**SHORT EXERCISE**
Pick out the lines containing "value".

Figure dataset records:
"""

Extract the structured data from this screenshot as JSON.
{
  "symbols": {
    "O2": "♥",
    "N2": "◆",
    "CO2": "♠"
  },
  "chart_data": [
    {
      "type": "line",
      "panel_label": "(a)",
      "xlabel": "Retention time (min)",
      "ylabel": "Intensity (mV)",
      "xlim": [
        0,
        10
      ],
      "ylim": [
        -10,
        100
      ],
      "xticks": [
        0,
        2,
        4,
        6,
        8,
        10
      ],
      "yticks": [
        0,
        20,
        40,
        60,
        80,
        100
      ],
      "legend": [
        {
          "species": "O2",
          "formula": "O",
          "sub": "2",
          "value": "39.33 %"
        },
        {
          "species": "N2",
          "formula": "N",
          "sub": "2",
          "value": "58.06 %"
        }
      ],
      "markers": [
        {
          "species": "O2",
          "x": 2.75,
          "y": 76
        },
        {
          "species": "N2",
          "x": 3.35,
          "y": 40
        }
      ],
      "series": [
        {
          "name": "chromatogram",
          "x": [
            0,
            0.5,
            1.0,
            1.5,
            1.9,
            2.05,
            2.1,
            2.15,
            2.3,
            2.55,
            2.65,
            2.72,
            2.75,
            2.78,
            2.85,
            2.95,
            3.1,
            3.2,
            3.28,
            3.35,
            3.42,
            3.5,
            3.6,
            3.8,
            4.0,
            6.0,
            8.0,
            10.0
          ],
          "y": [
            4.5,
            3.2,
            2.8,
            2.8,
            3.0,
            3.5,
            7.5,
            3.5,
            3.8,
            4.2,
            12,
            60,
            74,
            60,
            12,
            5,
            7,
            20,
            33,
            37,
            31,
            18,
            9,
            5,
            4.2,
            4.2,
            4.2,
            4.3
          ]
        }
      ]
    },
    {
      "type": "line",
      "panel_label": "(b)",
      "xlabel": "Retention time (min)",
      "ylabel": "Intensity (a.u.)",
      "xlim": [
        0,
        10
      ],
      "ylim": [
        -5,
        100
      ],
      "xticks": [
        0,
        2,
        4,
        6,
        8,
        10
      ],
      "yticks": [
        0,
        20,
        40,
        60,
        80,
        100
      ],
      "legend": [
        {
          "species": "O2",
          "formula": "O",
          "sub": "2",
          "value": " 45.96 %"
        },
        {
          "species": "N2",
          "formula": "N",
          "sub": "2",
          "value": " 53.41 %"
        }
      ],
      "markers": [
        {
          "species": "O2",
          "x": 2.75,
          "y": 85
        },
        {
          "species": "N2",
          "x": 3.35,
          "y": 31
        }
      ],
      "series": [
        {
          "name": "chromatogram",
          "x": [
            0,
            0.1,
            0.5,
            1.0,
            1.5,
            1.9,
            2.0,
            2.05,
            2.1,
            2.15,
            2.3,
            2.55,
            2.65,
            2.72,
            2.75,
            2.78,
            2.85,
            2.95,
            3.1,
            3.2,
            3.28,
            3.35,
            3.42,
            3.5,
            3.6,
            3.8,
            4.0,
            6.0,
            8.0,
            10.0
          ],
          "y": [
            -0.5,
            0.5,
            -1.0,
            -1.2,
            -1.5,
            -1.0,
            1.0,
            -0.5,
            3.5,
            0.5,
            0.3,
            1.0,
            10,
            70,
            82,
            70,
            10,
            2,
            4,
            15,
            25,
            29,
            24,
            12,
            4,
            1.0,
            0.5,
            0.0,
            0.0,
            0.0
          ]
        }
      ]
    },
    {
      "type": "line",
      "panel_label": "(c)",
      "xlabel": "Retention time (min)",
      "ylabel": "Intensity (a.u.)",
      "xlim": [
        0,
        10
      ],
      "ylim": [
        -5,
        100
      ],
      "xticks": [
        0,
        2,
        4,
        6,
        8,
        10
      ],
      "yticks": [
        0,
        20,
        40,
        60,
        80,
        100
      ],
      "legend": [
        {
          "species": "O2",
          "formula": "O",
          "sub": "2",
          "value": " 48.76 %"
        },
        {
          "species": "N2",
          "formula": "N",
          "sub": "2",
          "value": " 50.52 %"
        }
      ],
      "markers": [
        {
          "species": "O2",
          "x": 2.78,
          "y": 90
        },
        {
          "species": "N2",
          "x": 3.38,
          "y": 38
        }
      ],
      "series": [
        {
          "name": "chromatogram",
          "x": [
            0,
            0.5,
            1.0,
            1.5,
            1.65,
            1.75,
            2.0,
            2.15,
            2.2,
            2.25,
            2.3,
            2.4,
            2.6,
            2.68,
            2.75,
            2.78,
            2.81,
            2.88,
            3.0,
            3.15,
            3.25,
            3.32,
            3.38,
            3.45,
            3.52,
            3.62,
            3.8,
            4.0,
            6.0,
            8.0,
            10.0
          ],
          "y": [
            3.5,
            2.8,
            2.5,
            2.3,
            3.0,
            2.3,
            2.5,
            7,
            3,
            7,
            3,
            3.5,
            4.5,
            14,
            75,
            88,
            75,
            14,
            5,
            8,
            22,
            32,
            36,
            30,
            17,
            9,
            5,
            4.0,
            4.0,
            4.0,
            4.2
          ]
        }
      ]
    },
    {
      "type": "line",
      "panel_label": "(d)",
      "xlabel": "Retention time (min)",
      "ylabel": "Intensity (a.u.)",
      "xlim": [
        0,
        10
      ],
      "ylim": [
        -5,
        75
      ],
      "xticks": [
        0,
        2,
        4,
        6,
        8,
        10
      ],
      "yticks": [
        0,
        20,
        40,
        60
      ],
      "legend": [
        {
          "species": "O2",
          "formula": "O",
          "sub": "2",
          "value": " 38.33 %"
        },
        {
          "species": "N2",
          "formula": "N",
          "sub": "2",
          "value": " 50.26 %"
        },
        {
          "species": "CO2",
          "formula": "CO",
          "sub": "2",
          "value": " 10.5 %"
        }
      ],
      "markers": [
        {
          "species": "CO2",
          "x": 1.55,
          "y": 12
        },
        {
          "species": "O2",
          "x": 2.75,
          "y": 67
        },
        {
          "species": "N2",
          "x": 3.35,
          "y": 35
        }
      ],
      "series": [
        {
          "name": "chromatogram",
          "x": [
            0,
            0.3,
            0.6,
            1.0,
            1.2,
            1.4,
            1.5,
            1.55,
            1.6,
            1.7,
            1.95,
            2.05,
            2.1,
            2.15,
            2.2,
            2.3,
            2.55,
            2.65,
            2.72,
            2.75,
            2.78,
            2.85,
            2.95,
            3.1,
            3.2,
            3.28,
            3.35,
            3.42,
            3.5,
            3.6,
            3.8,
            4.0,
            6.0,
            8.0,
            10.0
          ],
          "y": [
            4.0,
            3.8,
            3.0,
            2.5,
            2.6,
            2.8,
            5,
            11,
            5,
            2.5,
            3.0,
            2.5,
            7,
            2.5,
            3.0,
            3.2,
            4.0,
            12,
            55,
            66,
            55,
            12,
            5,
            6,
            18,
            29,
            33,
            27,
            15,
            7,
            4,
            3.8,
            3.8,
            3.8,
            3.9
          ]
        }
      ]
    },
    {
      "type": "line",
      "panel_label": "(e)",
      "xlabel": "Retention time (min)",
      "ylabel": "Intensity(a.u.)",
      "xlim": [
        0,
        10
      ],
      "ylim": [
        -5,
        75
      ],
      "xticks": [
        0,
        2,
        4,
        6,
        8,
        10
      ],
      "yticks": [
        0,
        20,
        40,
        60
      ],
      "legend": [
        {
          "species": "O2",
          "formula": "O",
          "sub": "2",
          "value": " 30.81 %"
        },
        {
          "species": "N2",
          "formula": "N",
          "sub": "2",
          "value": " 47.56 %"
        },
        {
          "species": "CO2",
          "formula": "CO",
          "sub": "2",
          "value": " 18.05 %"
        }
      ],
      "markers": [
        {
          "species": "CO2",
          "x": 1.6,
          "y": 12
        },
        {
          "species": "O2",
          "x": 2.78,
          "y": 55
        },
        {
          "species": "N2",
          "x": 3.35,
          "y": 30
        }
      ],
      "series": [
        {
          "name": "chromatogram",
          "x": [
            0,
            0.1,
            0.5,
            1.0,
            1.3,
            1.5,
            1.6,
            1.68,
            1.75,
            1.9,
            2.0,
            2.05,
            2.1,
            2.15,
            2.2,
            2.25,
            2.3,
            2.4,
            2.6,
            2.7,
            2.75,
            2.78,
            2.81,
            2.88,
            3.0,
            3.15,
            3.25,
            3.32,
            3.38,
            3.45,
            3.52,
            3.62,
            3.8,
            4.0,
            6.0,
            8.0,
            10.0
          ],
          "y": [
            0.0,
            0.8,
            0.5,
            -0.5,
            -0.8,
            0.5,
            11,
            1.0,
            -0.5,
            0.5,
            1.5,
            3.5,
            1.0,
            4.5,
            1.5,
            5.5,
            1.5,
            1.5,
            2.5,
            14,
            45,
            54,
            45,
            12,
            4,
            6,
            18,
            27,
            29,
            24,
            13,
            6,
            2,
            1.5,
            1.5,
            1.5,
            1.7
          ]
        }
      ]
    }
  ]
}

"""

**RESPONSE**
          "value": "39.33 %"
          "value": "58.06 %"
          "value": " 45.96 %"
          "value": " 53.41 %"
          "value": " 48.76 %"
          "value": " 50.52 %"
          "value": " 38.33 %"
          "value": " 50.26 %"
          "value": " 10.5 %"
          "value": " 30.81 %"
          "value": " 47.56 %"
          "value": " 18.05 %"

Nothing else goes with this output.